#### [Exercise details]
Transcribe the listing below word for word.

******

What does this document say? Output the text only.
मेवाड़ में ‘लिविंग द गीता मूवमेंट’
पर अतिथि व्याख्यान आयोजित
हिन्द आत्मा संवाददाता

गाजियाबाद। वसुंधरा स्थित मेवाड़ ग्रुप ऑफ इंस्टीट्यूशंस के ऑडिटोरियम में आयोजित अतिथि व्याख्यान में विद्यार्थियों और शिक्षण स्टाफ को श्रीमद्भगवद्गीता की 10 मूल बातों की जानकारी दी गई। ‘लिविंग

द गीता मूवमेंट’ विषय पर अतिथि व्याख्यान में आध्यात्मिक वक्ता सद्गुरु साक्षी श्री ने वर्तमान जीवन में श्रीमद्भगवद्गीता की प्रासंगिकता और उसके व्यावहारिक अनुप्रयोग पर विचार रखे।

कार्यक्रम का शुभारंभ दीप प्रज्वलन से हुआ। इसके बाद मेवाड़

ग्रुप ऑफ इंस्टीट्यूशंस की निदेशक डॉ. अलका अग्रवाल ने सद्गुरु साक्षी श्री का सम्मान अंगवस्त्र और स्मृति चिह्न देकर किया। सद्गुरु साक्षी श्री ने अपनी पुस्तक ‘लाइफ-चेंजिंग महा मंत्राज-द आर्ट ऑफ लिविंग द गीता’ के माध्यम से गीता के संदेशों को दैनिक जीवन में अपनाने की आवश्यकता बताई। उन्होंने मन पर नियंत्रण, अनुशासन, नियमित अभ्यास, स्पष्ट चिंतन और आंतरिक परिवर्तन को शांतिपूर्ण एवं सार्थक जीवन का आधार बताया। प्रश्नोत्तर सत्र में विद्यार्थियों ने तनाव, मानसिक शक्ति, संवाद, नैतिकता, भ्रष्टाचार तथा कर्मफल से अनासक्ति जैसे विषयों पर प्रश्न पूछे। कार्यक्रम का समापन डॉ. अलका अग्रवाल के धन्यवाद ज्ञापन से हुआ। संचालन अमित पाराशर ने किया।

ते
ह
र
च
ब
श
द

******

#### [Result of the exercise]
What does this document say? Output the text only.
मेवाड़ में ‘लिविंग द गीता मूवमेंट’
पर अतिथि व्याख्यान आयोजित
हिन्द आत्मा संवाददाता

गाजियाबाद। वसुंधरा स्थित मेवाड़ ग्रुप ऑफ इंस्टीट्यूशंस के ऑडिटोरियम में आयोजित अतिथि व्याख्यान में विद्यार्थियों और शिक्षण स्टाफ को श्रीमद्भगवद्गीता की 10 मूल बातों की जानकारी दी गई। ‘लिविंग

द गीता मूवमेंट’ विषय पर अतिथि व्याख्यान में आध्यात्मिक वक्ता सद्गुरु साक्षी श्री ने वर्तमान जीवन में श्रीमद्भगवद्गीता की प्रासंगिकता और उसके व्यावहारिक अनुप्रयोग पर विचार रखे।

कार्यक्रम का शुभारंभ दीप प्रज्वलन से हुआ। इसके बाद मेवाड़

ग्रुप ऑफ इंस्टीट्यूशंस की निदेशक डॉ. अलका अग्रवाल ने सद्गुरु साक्षी श्री का सम्मान अंगवस्त्र और स्मृति चिह्न देकर किया। सद्गुरु साक्षी श्री ने अपनी पुस्तक ‘लाइफ-चेंजिंग महा मंत्राज-द आर्ट ऑफ लिविंग द गीता’ के माध्यम से गीता के संदेशों को दैनिक जीवन में अपनाने की आवश्यकता बताई। उन्होंने मन पर नियंत्रण, अनुशासन, नियमित अभ्यास, स्पष्ट चिंतन और आंतरिक परिवर्तन को शांतिपूर्ण एवं सार्थक जीवन का आधार बताया। प्रश्नोत्तर सत्र में विद्यार्थियों ने तनाव, मानसिक शक्ति, संवाद, नैतिकता, भ्रष्टाचार तथा कर्मफल से अनासक्ति जैसे विषयों पर प्रश्न पूछे। कार्यक्रम का समापन डॉ. अलका अग्रवाल के धन्यवाद ज्ञापन से हुआ। संचालन अमित पाराशर ने किया।

ते
ह
र
च
ब
श
द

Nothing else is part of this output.